-- begin --

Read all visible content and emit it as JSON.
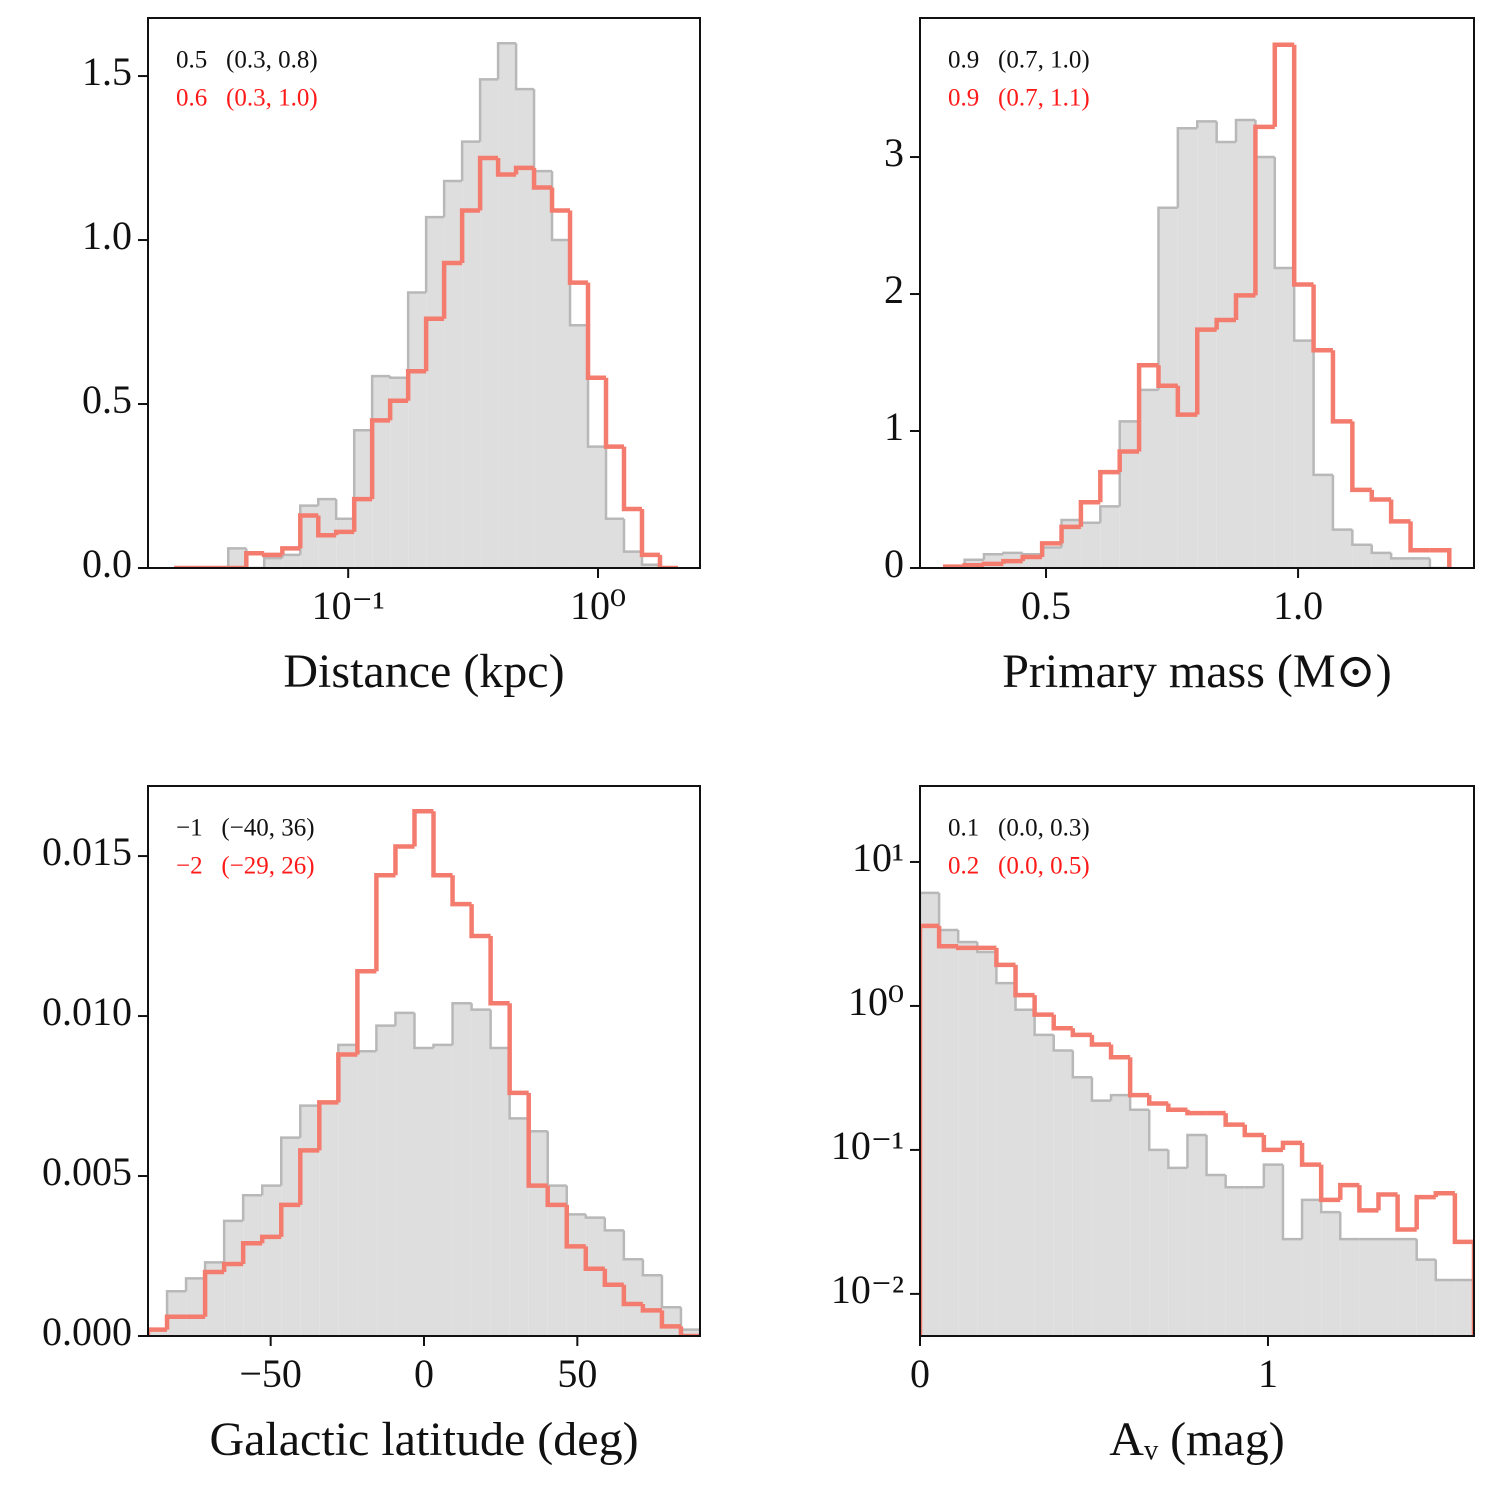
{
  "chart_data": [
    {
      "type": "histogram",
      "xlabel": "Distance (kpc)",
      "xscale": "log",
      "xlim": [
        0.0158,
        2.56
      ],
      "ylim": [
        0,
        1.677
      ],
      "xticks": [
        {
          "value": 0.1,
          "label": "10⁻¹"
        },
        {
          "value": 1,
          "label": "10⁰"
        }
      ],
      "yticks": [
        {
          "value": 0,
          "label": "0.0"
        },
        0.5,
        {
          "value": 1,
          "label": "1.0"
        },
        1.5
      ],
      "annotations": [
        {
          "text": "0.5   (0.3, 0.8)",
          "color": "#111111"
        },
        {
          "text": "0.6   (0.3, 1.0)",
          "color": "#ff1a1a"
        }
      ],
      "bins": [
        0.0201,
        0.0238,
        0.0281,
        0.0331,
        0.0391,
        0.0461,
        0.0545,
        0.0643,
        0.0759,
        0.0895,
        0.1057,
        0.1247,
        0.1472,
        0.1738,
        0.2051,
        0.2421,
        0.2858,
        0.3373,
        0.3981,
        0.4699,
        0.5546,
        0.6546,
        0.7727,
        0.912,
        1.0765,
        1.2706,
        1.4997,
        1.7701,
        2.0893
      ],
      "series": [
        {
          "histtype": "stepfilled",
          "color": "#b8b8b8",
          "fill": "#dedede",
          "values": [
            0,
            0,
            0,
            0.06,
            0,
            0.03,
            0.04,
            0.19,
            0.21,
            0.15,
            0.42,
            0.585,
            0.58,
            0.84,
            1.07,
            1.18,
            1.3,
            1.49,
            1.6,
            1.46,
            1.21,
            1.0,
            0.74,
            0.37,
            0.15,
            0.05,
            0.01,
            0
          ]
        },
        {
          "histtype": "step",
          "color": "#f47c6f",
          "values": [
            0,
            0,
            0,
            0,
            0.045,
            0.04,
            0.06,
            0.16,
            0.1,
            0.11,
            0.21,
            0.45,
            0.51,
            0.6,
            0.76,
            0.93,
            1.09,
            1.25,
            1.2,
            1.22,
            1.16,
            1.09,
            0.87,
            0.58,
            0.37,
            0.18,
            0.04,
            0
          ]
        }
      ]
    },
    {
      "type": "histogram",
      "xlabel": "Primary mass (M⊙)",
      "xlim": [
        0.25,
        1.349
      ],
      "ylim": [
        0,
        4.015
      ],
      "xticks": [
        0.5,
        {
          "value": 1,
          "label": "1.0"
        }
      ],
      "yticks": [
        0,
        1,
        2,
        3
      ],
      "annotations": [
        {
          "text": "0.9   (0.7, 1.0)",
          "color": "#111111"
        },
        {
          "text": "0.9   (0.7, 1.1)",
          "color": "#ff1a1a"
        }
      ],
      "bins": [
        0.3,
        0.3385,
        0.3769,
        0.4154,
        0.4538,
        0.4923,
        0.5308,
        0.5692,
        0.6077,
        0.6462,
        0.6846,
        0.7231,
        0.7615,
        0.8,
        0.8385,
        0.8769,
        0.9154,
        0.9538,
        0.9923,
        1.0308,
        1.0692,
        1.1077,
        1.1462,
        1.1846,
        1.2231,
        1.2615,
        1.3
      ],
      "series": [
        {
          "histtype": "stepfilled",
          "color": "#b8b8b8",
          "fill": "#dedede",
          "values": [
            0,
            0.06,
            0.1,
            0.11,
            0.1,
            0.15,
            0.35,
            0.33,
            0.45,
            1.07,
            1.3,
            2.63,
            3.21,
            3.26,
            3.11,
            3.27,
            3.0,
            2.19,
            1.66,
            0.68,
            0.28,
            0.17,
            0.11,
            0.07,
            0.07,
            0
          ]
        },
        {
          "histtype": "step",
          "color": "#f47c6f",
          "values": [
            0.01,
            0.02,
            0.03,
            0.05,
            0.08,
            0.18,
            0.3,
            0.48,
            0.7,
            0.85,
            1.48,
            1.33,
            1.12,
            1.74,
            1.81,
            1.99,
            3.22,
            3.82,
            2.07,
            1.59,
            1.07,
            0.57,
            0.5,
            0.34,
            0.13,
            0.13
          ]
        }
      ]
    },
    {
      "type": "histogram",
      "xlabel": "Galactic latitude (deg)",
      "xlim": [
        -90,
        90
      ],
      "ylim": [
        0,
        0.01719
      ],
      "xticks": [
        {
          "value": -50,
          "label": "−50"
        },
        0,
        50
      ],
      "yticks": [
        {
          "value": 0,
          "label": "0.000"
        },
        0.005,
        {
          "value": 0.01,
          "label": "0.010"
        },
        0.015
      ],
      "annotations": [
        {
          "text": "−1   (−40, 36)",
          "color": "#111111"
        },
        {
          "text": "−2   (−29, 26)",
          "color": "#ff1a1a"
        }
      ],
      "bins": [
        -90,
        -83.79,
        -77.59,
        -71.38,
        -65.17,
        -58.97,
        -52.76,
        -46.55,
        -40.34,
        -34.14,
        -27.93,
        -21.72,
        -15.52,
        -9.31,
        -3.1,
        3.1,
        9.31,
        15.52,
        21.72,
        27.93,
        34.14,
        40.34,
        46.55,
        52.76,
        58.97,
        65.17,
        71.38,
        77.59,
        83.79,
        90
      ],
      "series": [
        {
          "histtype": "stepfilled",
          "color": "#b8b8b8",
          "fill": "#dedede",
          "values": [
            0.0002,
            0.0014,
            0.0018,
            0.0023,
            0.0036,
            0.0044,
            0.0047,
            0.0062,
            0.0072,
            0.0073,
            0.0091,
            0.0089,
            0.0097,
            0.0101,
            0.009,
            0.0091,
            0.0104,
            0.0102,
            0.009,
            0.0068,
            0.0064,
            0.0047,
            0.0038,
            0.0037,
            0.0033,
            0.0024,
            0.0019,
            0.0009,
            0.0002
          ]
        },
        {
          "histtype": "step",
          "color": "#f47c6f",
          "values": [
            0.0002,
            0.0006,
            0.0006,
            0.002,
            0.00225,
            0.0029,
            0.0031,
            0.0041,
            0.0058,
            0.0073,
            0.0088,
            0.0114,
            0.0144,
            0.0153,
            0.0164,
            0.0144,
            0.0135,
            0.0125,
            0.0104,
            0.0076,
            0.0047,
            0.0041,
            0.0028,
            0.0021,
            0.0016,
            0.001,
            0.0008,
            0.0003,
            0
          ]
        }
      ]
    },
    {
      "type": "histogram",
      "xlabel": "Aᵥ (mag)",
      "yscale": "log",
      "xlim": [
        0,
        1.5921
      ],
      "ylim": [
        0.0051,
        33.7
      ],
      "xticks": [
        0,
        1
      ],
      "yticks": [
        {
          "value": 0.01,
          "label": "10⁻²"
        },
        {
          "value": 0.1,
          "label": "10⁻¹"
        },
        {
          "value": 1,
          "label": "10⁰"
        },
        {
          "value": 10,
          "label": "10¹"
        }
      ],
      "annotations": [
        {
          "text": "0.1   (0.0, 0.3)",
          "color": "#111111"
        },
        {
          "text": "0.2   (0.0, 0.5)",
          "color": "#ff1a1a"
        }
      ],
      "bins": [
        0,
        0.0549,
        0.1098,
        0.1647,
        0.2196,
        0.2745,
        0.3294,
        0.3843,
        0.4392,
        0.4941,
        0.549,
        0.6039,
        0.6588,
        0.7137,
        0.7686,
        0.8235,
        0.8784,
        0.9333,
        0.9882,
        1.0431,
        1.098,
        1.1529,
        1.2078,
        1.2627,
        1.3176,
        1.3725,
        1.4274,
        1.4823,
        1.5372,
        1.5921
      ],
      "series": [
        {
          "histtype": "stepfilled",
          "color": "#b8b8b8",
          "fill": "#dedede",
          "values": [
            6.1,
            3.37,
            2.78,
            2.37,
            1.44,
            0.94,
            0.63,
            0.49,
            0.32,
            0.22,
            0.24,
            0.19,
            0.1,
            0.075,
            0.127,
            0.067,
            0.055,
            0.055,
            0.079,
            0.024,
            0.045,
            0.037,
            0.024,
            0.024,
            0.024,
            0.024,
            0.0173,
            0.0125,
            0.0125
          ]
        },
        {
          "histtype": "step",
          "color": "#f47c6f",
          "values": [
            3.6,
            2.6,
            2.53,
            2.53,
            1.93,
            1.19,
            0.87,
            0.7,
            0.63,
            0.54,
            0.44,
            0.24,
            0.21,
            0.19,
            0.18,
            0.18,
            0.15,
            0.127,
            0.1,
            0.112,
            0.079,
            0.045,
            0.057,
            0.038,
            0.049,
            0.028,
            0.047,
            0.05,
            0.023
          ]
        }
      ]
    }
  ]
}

-- end --

DIRECTIONS FOR THIS TASK. Search the listing above for the string "xlabel". Copy every line that contains it.

RESPONSE BELOW.
      "xlabel": "Distance (kpc)",
      "xlabel": "Primary mass (M⊙)",
      "xlabel": "Galactic latitude (deg)",
      "xlabel": "Aᵥ (mag)",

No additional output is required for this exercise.